=== Material provided ===

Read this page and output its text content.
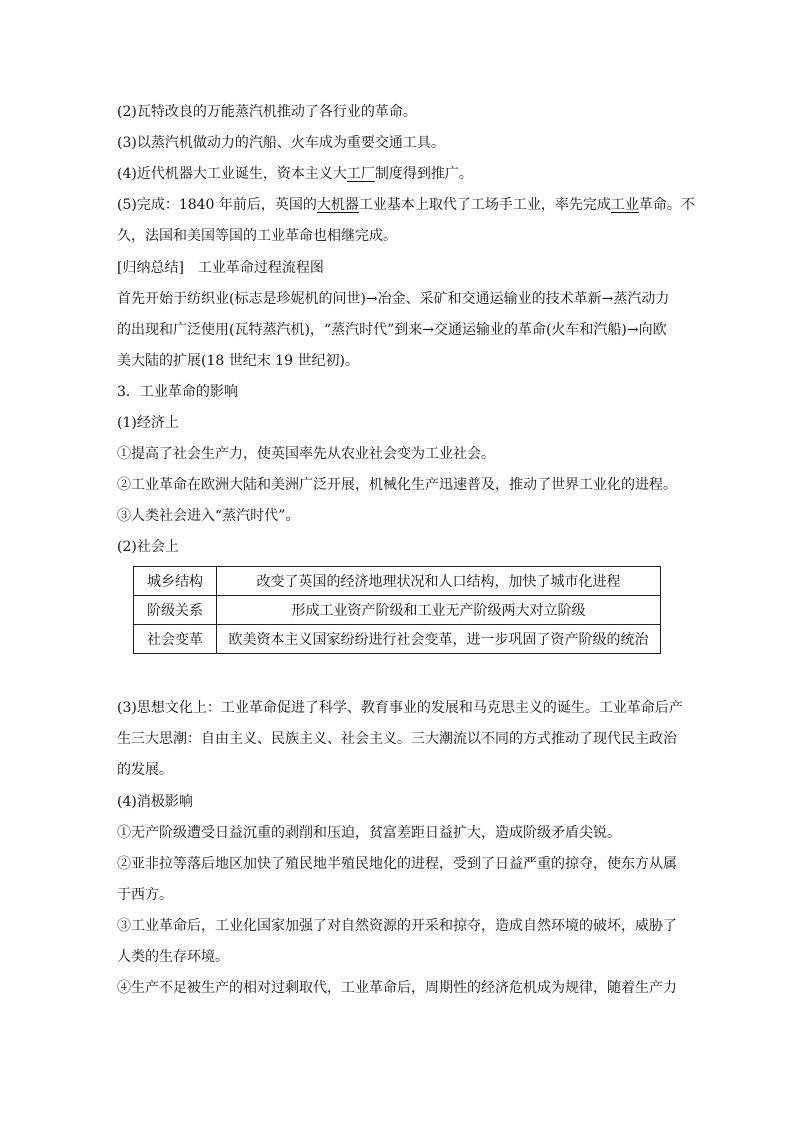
(2)瓦特改良的万能蒸汽机推动了各行业的革命。
(3)以蒸汽机做动力的汽船、火车成为重要交通工具。
(4)近代机器大工业诞生，资本主义大工厂制度得到推广。
(5)完成：1840 年前后，英国的大机器工业基本上取代了工场手工业，率先完成工业革命。不
久，法国和美国等国的工业革命也相继完成。
[归纳总结]　工业革命过程流程图
首先开始于纺织业(标志是珍妮机的问世)→冶金、采矿和交通运输业的技术革新→蒸汽动力
的出现和广泛使用(瓦特蒸汽机)，“蒸汽时代”到来→交通运输业的革命(火车和汽船)→向欧
美大陆的扩展(18 世纪末 19 世纪初)。
3．工业革命的影响
(1)经济上
①提高了社会生产力，使英国率先从农业社会变为工业社会。
②工业革命在欧洲大陆和美洲广泛开展，机械化生产迅速普及，推动了世界工业化的进程。
③人类社会进入“蒸汽时代”。
(2)社会上
城乡结构	改变了英国的经济地理状况和人口结构，加快了城市化进程
阶级关系	形成工业资产阶级和工业无产阶级两大对立阶级
社会变革	欧美资本主义国家纷纷进行社会变革，进一步巩固了资产阶级的统治
(3)思想文化上：工业革命促进了科学、教育事业的发展和马克思主义的诞生。工业革命后产
生三大思潮：自由主义、民族主义、社会主义。三大潮流以不同的方式推动了现代民主政治
的发展。
(4)消极影响
①无产阶级遭受日益沉重的剥削和压迫，贫富差距日益扩大，造成阶级矛盾尖锐。
②亚非拉等落后地区加快了殖民地半殖民地化的进程，受到了日益严重的掠夺，使东方从属
于西方。
③工业革命后，工业化国家加强了对自然资源的开采和掠夺，造成自然环境的破坏，威胁了
人类的生存环境。
④生产不足被生产的相对过剩取代，工业革命后，周期性的经济危机成为规律，随着生产力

===

Your copy should match the entries exactly, minus the pictures.

Read this page and output its text content.
(2)瓦特改良的万能蒸汽机推动了各行业的革命。
(3)以蒸汽机做动力的汽船、火车成为重要交通工具。
(4)近代机器大工业诞生，资本主义大工厂制度得到推广。
(5)完成：1840 年前后，英国的大机器工业基本上取代了工场手工业，率先完成工业革命。不
久，法国和美国等国的工业革命也相继完成。
[归纳总结]　工业革命过程流程图
首先开始于纺织业(标志是珍妮机的问世)→冶金、采矿和交通运输业的技术革新→蒸汽动力
的出现和广泛使用(瓦特蒸汽机)，“蒸汽时代”到来→交通运输业的革命(火车和汽船)→向欧
美大陆的扩展(18 世纪末 19 世纪初)。
3．工业革命的影响
(1)经济上
①提高了社会生产力，使英国率先从农业社会变为工业社会。
②工业革命在欧洲大陆和美洲广泛开展，机械化生产迅速普及，推动了世界工业化的进程。
③人类社会进入“蒸汽时代”。
(2)社会上
城乡结构	改变了英国的经济地理状况和人口结构，加快了城市化进程
阶级关系	形成工业资产阶级和工业无产阶级两大对立阶级
社会变革	欧美资本主义国家纷纷进行社会变革，进一步巩固了资产阶级的统治
(3)思想文化上：工业革命促进了科学、教育事业的发展和马克思主义的诞生。工业革命后产
生三大思潮：自由主义、民族主义、社会主义。三大潮流以不同的方式推动了现代民主政治
的发展。
(4)消极影响
①无产阶级遭受日益沉重的剥削和压迫，贫富差距日益扩大，造成阶级矛盾尖锐。
②亚非拉等落后地区加快了殖民地半殖民地化的进程，受到了日益严重的掠夺，使东方从属
于西方。
③工业革命后，工业化国家加强了对自然资源的开采和掠夺，造成自然环境的破坏，威胁了
人类的生存环境。
④生产不足被生产的相对过剩取代，工业革命后，周期性的经济危机成为规律，随着生产力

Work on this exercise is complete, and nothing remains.